#### Goal
List the lines of this listing that hold the word "نقطه".

#### Dataset rows
****

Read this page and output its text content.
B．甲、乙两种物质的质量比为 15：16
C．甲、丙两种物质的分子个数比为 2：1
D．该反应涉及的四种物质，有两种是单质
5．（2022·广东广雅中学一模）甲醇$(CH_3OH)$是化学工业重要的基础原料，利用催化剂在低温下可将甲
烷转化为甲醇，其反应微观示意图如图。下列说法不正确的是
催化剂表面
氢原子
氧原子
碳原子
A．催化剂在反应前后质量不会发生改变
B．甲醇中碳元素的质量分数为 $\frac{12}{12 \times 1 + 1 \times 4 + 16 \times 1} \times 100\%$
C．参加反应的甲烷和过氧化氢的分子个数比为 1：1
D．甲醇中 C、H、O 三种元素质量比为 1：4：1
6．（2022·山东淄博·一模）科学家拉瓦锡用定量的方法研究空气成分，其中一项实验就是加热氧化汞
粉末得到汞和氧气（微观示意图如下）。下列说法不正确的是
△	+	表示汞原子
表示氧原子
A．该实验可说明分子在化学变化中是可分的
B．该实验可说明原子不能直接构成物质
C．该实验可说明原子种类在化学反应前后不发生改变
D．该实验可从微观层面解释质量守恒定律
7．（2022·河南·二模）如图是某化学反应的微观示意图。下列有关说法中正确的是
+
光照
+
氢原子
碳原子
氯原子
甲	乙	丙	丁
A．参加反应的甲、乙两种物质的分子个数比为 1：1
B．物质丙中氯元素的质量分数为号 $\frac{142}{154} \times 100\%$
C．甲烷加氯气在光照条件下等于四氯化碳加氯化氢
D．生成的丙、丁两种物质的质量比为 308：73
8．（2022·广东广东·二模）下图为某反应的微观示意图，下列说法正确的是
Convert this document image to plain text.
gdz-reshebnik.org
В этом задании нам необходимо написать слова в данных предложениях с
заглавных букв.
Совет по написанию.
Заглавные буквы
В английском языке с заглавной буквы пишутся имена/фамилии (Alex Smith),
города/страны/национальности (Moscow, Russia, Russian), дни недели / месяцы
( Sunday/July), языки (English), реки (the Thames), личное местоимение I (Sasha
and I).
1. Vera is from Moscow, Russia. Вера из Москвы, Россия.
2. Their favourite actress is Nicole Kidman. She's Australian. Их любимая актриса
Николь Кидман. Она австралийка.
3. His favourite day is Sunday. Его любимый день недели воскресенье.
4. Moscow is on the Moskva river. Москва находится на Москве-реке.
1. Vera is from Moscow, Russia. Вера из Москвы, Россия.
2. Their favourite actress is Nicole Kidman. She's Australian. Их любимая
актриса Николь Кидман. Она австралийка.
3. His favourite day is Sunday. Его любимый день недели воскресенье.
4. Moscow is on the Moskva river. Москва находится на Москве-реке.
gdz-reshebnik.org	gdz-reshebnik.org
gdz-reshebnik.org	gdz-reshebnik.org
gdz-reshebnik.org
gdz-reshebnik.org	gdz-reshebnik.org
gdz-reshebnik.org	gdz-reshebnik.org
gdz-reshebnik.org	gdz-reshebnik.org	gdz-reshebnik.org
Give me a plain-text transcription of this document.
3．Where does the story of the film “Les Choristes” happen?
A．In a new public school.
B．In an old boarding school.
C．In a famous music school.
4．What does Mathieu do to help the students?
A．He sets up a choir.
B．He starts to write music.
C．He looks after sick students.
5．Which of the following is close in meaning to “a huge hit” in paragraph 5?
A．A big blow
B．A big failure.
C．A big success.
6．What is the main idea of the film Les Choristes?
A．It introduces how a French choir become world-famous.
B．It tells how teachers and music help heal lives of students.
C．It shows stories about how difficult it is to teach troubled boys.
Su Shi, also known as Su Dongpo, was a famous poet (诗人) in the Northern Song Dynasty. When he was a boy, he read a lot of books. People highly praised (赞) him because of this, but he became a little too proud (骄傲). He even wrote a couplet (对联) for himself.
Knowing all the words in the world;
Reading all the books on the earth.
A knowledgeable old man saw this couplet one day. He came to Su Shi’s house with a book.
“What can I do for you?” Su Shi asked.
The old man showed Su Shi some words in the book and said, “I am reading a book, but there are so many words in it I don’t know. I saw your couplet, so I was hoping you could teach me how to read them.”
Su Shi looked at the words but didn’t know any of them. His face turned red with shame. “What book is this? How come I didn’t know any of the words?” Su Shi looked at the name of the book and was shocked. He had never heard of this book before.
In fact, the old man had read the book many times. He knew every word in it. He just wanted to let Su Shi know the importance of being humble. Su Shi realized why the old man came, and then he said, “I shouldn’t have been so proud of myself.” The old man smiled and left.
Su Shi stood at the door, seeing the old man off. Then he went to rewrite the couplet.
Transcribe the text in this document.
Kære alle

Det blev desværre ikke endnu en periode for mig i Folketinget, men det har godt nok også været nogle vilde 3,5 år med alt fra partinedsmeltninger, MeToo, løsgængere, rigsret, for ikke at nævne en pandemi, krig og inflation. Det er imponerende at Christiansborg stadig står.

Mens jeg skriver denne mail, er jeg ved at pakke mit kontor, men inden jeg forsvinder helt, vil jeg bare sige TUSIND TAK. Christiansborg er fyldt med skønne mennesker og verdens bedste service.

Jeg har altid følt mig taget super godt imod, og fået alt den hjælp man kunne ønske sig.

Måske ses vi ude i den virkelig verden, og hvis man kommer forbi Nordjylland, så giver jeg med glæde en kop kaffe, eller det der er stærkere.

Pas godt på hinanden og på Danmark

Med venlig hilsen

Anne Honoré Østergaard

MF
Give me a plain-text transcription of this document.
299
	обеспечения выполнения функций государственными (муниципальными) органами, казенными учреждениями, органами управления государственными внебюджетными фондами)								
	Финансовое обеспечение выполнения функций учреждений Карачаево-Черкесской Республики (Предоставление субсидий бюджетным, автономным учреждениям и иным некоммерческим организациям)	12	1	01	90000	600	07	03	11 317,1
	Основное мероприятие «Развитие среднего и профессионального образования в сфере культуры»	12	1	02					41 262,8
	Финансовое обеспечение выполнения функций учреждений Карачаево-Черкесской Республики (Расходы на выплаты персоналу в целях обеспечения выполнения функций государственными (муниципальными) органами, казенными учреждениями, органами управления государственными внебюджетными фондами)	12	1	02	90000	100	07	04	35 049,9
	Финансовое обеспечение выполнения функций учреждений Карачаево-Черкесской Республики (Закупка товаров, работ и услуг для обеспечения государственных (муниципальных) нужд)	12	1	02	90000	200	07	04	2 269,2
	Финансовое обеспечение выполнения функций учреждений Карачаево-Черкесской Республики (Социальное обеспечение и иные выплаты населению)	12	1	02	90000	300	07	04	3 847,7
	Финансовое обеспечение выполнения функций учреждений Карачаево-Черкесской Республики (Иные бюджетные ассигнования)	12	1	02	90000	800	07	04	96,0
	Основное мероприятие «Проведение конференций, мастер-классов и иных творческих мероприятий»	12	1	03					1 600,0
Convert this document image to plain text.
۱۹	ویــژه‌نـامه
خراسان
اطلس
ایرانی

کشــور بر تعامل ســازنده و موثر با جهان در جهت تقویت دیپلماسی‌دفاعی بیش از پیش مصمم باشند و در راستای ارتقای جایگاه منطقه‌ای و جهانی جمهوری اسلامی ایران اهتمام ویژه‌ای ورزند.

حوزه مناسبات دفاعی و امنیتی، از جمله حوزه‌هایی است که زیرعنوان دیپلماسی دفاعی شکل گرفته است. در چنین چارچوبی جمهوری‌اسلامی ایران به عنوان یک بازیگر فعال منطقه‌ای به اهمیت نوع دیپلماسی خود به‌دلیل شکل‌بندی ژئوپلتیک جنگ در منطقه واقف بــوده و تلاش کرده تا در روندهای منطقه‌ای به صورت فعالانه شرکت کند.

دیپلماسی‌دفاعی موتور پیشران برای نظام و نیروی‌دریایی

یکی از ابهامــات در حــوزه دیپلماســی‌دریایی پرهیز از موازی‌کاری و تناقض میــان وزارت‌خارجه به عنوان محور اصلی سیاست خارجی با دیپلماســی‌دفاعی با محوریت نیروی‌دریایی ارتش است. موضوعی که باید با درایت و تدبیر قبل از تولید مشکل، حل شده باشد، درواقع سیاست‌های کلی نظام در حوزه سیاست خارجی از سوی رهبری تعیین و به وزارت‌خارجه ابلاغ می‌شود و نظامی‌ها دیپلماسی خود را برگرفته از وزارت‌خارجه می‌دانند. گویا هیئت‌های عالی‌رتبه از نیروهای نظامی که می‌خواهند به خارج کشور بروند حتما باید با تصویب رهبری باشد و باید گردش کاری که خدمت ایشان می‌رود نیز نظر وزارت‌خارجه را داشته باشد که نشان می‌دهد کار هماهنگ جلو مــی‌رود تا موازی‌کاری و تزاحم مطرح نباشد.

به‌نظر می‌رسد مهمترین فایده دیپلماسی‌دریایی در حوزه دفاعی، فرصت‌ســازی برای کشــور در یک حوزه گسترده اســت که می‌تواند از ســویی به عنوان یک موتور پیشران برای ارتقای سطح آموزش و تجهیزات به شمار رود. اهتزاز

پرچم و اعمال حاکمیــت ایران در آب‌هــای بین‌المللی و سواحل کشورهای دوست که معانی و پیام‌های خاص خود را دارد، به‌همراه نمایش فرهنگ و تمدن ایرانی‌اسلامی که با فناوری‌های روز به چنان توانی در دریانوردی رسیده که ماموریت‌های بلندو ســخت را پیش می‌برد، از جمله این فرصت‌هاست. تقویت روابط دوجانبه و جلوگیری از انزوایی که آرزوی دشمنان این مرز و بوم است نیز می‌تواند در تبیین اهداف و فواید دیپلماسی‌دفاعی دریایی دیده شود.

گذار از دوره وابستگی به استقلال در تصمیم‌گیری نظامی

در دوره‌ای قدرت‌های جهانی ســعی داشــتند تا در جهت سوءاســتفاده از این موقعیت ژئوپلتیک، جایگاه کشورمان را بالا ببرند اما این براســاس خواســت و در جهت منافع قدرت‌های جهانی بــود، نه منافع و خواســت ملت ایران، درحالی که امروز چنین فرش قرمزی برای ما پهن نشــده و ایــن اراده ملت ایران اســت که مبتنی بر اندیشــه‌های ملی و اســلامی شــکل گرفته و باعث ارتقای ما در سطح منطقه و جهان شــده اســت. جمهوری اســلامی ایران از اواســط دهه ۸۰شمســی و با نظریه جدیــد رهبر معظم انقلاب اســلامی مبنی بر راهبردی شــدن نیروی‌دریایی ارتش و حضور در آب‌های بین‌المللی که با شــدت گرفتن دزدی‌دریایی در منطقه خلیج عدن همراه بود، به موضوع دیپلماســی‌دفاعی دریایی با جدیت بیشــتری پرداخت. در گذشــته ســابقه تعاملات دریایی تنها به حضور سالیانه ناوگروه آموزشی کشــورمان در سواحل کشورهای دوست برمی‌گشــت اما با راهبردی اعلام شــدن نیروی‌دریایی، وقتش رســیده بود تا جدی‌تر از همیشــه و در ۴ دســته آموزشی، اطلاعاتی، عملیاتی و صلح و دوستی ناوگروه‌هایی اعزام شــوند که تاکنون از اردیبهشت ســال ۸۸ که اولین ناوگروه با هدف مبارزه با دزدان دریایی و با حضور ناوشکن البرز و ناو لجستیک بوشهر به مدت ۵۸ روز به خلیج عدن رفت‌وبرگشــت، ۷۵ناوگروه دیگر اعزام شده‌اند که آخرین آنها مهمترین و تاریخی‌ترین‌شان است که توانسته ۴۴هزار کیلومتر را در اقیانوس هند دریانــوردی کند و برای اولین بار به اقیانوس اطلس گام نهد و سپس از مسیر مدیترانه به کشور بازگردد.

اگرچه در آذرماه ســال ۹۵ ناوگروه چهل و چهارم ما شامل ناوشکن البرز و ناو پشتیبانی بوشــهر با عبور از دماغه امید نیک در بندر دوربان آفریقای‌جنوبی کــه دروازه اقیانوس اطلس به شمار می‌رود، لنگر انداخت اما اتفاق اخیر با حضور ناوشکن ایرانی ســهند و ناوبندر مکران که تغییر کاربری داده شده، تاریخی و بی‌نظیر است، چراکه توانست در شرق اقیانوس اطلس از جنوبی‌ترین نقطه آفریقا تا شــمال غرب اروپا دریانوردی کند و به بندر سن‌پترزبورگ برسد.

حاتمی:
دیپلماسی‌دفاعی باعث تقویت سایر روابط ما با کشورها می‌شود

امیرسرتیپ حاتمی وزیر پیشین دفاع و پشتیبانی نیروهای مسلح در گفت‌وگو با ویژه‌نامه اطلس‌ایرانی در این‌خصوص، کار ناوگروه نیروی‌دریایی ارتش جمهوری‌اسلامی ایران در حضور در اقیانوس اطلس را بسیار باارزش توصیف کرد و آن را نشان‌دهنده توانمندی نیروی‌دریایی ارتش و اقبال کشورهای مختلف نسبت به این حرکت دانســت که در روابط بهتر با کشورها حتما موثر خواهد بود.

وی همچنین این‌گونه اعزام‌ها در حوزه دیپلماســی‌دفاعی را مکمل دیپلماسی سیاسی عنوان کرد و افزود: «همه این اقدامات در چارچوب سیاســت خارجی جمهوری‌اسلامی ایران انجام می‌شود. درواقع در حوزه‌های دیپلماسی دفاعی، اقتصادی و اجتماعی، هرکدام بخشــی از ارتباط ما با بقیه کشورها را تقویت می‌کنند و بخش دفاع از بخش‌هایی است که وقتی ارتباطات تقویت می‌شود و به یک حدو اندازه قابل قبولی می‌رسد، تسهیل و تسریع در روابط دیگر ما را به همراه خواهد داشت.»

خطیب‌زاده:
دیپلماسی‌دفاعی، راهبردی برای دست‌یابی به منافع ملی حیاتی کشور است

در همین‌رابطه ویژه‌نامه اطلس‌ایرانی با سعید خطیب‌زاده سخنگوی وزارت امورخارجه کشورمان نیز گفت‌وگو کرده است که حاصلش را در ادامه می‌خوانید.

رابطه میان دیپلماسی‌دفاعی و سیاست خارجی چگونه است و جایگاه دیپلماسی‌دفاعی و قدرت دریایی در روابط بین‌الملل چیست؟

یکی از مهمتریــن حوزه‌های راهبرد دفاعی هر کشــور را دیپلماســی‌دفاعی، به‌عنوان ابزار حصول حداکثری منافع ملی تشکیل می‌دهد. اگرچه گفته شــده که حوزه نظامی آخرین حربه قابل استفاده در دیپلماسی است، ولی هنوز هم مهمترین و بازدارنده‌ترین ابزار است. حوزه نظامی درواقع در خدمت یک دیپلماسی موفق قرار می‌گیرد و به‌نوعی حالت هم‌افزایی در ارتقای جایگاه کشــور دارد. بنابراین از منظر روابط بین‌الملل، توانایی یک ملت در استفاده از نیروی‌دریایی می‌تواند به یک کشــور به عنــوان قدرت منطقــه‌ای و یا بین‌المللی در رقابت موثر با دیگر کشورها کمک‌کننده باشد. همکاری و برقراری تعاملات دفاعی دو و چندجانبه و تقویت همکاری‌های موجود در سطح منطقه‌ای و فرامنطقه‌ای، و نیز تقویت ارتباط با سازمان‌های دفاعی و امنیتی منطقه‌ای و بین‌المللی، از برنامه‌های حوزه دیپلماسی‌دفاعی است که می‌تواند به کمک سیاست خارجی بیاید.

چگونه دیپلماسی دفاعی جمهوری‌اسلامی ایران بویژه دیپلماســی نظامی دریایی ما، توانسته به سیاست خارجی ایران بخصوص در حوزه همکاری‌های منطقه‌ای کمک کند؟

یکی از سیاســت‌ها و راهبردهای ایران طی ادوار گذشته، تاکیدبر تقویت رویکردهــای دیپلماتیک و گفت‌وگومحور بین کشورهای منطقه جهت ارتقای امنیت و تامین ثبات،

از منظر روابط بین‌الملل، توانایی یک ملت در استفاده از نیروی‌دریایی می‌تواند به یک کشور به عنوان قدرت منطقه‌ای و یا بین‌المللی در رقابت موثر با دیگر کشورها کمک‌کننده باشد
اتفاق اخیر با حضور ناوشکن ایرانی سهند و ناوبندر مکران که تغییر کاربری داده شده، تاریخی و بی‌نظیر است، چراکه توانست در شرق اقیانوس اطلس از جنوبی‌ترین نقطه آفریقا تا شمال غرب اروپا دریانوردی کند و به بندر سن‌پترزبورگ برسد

****

#### Answer to this task
اگرچه در آذرماه ســال ۹۵ ناوگروه چهل و چهارم ما شامل ناوشکن البرز و ناو پشتیبانی بوشــهر با عبور از دماغه امید نیک در بندر دوربان آفریقای‌جنوبی کــه دروازه اقیانوس اطلس به شمار می‌رود، لنگر انداخت اما اتفاق اخیر با حضور ناوشکن ایرانی ســهند و ناوبندر مکران که تغییر کاربری داده شده، تاریخی و بی‌نظیر است، چراکه توانست در شرق اقیانوس اطلس از جنوبی‌ترین نقطه آفریقا تا شــمال غرب اروپا دریانوردی کند و به بندر سن‌پترزبورگ برسد.
اتفاق اخیر با حضور ناوشکن ایرانی سهند و ناوبندر مکران که تغییر کاربری داده شده، تاریخی و بی‌نظیر است، چراکه توانست در شرق اقیانوس اطلس از جنوبی‌ترین نقطه آفریقا تا شمال غرب اروپا دریانوردی کند و به بندر سن‌پترزبورگ برسد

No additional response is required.